What to produce: Scan the entries below and extract each line with the word "type" in it.
— start —
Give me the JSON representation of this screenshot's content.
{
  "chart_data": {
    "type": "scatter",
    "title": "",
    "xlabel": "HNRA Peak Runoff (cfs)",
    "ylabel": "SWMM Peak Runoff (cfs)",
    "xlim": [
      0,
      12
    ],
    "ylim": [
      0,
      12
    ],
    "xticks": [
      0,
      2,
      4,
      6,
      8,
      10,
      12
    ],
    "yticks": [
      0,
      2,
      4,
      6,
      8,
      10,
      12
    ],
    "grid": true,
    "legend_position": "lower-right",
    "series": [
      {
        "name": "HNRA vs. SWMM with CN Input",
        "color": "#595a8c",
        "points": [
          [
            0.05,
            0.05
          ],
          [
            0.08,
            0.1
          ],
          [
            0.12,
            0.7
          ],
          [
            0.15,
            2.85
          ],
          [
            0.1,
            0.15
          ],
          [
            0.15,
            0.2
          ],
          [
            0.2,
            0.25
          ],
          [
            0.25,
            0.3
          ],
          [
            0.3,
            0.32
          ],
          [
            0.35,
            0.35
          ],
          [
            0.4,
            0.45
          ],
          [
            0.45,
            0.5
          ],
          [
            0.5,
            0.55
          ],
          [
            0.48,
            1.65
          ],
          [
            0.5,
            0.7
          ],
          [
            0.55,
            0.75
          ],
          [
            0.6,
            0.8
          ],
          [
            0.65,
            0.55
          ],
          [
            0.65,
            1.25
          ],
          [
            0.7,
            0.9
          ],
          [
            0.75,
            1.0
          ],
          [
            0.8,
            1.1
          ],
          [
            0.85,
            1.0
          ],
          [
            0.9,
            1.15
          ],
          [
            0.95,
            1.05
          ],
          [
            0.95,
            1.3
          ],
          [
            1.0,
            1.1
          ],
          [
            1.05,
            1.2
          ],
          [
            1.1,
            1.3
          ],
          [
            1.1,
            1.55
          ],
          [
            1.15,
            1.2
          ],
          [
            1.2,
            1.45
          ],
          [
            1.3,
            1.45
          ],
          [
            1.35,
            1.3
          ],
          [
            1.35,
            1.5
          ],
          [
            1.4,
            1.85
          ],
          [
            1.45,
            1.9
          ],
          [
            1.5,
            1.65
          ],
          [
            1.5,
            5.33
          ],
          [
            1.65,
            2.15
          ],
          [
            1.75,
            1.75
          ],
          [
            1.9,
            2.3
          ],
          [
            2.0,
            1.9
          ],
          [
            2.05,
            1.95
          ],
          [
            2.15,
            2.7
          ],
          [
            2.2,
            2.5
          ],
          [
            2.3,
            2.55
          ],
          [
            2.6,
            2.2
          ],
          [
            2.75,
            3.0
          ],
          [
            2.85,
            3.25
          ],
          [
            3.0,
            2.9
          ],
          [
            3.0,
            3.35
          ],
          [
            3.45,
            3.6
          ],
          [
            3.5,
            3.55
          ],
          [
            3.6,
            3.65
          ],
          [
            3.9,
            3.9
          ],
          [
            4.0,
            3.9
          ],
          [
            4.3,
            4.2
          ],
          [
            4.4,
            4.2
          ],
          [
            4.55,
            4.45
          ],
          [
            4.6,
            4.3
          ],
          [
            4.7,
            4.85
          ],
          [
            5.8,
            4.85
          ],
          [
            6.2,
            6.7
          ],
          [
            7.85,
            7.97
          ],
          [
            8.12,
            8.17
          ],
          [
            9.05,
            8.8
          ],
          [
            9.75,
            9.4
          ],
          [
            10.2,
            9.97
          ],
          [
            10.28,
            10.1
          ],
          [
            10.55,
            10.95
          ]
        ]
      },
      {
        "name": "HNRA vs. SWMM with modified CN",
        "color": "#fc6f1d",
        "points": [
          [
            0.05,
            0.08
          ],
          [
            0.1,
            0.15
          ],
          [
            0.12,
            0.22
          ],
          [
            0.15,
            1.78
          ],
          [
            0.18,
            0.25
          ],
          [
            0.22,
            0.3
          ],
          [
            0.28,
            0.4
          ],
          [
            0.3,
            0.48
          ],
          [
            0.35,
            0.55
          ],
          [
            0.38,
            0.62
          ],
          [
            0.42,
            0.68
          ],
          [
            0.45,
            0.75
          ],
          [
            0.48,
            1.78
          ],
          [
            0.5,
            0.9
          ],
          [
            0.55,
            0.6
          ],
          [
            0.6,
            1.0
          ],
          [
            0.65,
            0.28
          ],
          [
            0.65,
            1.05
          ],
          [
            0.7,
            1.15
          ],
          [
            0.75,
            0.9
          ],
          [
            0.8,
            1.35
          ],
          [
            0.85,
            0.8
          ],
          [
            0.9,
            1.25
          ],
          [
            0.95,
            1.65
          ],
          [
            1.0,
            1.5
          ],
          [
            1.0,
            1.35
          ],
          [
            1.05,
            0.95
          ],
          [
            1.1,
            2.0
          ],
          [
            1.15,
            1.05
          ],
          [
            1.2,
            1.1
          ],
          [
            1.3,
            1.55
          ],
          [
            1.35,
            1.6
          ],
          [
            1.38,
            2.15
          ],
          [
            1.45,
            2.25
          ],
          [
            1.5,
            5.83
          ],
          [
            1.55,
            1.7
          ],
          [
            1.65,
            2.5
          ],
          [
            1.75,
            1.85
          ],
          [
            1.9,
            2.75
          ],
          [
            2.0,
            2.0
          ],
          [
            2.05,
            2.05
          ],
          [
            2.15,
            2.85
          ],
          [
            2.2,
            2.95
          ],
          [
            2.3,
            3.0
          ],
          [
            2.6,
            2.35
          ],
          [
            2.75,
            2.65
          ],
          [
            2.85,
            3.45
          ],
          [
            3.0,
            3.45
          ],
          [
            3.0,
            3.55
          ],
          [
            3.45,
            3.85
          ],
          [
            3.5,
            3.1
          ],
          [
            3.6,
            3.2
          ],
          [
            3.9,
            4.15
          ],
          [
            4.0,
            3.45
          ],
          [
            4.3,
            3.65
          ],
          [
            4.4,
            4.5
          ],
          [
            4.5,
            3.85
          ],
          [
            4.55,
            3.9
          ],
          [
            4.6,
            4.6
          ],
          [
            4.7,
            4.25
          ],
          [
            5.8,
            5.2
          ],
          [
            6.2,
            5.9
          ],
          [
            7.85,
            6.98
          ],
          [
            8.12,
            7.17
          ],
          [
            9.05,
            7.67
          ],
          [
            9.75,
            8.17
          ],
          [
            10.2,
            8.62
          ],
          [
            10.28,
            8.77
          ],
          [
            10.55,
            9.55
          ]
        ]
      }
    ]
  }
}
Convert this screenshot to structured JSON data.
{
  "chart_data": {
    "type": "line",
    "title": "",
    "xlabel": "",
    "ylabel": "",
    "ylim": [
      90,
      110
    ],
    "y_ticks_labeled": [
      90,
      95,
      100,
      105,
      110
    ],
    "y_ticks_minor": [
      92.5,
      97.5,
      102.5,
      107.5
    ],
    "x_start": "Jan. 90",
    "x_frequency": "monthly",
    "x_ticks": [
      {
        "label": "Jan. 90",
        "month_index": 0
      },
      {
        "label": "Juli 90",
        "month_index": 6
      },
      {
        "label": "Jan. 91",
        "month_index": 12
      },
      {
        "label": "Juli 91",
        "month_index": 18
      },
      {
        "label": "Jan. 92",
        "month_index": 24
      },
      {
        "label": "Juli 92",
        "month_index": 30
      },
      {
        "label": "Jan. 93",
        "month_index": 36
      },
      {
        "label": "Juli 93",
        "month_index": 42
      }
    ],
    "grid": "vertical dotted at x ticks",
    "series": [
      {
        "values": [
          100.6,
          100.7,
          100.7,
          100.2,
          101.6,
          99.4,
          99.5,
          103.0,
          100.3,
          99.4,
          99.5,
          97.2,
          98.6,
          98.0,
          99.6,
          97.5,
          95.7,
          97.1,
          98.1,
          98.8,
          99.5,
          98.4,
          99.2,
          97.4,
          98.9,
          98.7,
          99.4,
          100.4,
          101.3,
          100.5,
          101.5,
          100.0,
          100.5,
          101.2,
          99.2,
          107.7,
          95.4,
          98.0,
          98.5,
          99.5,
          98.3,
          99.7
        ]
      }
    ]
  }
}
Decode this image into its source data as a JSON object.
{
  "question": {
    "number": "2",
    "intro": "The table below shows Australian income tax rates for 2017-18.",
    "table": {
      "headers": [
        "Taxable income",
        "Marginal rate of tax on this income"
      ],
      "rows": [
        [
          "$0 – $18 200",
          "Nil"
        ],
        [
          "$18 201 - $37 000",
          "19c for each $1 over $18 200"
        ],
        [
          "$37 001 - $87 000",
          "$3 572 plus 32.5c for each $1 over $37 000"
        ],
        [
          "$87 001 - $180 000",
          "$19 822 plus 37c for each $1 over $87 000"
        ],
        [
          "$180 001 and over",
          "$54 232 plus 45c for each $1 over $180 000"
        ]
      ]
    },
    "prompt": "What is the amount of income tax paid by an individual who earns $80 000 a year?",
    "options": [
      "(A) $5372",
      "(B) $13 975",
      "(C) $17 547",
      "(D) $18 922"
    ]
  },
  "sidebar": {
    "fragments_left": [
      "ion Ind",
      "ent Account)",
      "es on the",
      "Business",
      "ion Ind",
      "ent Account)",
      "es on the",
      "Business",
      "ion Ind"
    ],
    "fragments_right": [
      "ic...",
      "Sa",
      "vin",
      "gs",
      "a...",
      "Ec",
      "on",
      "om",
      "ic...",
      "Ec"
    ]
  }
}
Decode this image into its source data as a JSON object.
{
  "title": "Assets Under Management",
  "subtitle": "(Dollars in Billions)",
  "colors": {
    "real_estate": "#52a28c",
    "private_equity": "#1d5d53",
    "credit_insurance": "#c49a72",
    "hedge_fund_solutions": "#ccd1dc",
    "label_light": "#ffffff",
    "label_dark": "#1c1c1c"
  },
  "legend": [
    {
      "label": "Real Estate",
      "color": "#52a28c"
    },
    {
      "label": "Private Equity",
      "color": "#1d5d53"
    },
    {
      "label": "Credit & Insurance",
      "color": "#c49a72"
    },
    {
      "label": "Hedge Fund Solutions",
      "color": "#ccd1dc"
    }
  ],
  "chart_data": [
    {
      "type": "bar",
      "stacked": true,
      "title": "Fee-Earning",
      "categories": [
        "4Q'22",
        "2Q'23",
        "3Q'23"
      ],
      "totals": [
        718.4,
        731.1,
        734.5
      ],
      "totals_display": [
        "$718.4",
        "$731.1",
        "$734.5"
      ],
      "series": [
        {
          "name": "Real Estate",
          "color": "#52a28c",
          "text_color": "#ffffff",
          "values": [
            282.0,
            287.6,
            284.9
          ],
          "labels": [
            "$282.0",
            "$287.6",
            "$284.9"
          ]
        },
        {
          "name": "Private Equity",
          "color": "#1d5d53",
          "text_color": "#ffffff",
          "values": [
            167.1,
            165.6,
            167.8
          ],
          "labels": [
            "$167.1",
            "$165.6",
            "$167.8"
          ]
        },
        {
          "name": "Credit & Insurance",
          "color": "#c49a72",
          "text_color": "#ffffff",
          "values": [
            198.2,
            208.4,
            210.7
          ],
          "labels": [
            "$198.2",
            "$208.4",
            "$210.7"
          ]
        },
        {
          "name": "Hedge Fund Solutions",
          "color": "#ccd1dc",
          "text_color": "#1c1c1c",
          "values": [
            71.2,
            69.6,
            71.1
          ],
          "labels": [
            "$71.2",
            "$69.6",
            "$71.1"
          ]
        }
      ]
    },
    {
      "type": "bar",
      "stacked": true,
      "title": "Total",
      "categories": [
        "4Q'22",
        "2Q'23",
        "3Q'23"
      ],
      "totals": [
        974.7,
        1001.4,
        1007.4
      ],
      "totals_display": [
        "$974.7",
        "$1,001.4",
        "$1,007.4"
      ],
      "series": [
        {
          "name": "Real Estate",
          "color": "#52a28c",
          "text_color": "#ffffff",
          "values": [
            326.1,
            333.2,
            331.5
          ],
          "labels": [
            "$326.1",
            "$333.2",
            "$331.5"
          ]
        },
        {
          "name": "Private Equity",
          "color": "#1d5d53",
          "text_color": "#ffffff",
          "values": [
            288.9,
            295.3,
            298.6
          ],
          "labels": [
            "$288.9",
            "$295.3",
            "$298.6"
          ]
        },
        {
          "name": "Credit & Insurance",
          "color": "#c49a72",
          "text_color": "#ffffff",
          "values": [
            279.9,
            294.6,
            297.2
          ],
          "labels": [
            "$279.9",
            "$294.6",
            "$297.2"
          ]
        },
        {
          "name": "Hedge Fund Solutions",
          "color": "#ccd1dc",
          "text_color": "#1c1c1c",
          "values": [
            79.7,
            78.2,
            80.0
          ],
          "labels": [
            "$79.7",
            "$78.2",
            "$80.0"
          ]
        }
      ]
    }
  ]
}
— end —
Result:
    "type": "scatter",
    "type": "line",
      "type": "bar",
      "type": "bar",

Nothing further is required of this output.